> _STATED EXERCISE_:
Give the number of lines below that contain "name", with no other output.

───── DATA SECTION

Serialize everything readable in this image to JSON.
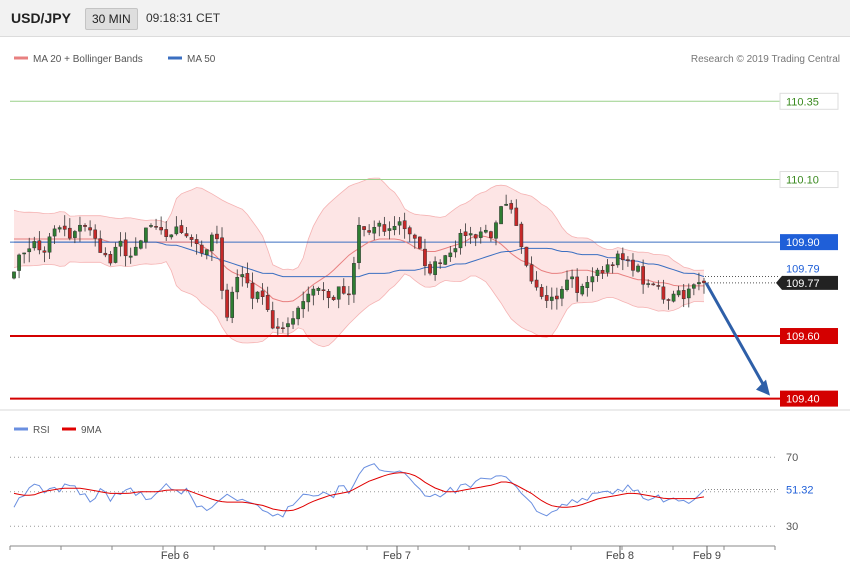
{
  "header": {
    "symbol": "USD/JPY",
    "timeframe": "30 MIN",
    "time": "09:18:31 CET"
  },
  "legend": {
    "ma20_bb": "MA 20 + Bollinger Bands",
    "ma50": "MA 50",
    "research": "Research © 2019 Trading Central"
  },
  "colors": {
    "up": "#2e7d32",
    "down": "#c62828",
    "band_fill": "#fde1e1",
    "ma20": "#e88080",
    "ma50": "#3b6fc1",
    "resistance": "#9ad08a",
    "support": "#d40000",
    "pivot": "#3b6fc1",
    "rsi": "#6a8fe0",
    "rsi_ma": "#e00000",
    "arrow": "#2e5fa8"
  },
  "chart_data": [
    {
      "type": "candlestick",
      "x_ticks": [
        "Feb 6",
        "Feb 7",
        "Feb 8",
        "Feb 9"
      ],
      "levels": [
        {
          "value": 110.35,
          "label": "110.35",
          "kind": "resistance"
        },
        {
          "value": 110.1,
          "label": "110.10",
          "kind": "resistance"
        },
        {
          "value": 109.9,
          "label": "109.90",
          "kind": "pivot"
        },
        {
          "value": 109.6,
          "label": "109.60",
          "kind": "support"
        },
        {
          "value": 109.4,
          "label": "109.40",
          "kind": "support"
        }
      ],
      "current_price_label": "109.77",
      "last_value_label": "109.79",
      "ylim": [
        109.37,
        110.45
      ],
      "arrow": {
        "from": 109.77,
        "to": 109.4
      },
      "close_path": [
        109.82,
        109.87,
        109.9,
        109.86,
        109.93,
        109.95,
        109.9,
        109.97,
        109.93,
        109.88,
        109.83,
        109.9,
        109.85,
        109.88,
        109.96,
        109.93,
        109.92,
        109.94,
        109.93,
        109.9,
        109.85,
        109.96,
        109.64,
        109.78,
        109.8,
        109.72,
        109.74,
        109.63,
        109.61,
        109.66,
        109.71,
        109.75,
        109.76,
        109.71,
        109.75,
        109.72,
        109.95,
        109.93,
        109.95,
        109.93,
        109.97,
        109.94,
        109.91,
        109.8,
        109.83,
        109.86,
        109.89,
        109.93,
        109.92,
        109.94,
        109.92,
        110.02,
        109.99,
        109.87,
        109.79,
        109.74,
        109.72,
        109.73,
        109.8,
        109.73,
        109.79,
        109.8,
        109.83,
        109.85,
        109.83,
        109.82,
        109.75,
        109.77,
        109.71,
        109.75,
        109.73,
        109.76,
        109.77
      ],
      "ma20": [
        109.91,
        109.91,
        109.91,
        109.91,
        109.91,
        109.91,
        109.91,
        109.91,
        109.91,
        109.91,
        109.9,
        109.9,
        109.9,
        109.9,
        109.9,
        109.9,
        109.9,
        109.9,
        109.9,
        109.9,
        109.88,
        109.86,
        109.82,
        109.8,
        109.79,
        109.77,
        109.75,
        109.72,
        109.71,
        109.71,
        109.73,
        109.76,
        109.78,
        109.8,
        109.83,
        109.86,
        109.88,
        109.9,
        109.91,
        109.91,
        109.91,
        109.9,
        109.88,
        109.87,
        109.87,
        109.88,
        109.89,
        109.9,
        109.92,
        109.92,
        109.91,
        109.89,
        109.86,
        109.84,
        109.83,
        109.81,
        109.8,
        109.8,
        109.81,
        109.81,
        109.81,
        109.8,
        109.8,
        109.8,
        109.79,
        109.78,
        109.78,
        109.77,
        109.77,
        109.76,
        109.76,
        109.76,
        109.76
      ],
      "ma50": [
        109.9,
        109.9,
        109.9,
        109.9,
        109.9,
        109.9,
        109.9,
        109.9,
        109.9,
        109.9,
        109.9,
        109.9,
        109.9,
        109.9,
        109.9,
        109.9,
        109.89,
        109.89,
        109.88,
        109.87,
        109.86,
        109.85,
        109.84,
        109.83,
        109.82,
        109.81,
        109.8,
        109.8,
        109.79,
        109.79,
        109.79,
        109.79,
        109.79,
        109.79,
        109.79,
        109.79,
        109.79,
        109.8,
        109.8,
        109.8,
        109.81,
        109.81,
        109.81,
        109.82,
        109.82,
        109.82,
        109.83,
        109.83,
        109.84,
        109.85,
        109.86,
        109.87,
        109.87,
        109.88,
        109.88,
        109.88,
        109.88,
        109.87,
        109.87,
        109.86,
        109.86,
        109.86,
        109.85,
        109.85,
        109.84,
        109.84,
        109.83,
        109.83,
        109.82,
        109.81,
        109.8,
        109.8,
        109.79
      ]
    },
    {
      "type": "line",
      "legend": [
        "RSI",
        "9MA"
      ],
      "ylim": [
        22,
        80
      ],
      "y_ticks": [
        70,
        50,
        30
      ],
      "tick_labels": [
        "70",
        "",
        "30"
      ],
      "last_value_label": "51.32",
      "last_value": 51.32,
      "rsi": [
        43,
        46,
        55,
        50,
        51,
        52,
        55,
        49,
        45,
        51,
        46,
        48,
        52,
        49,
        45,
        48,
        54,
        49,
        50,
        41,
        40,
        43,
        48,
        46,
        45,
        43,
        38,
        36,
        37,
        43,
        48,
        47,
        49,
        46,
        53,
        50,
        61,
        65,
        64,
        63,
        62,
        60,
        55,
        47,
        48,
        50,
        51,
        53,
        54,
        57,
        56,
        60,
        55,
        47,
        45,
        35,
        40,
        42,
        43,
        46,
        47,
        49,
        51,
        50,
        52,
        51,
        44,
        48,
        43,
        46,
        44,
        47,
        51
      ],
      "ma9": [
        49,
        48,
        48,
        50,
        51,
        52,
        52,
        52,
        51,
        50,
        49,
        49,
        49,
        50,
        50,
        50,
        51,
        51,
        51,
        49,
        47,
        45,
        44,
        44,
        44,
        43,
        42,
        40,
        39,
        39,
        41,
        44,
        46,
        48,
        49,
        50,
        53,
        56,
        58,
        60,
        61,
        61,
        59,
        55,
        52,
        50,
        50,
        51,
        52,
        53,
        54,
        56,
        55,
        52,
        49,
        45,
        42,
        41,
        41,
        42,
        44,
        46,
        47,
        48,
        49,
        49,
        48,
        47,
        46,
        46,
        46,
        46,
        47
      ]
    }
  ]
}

──────────
───── DATA SECTION

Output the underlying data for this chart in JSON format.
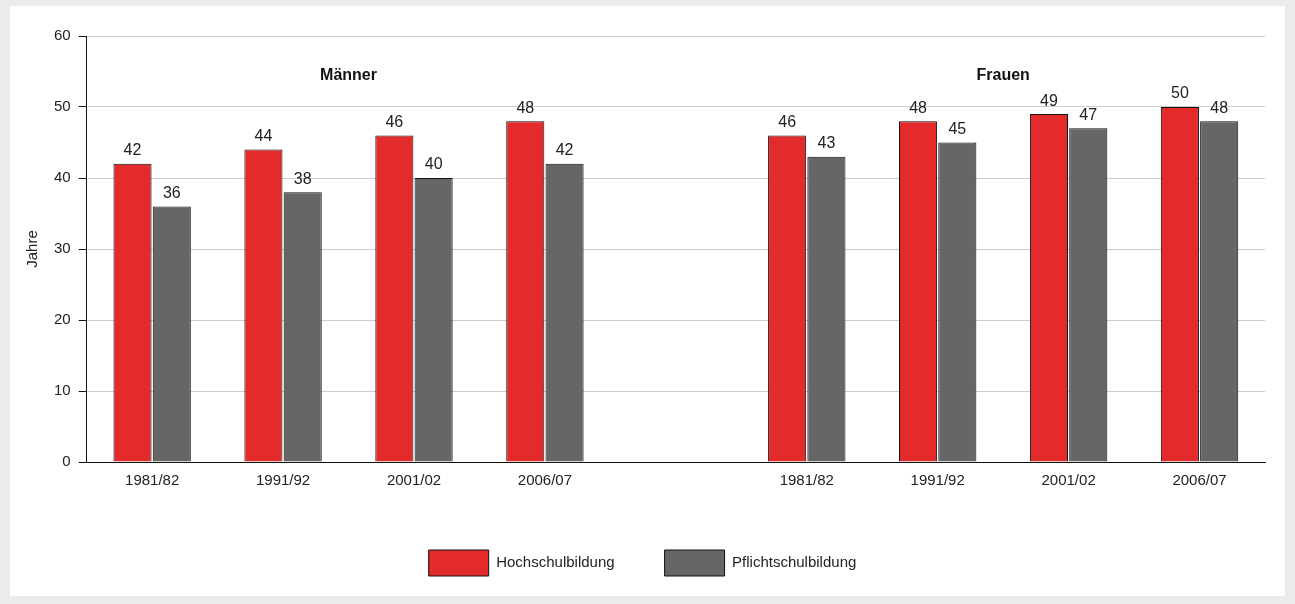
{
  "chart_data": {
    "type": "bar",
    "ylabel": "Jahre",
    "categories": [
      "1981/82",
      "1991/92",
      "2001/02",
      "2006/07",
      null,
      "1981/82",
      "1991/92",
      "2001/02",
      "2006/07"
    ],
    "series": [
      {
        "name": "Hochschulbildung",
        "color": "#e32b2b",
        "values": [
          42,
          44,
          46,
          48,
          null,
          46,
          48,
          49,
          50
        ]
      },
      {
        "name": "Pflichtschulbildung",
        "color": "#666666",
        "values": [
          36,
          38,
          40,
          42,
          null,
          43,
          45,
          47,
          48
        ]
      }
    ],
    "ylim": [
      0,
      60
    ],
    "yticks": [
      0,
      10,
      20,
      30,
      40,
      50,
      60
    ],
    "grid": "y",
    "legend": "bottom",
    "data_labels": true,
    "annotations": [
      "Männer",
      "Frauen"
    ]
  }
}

──────────

> _THE RESPONSE_:
2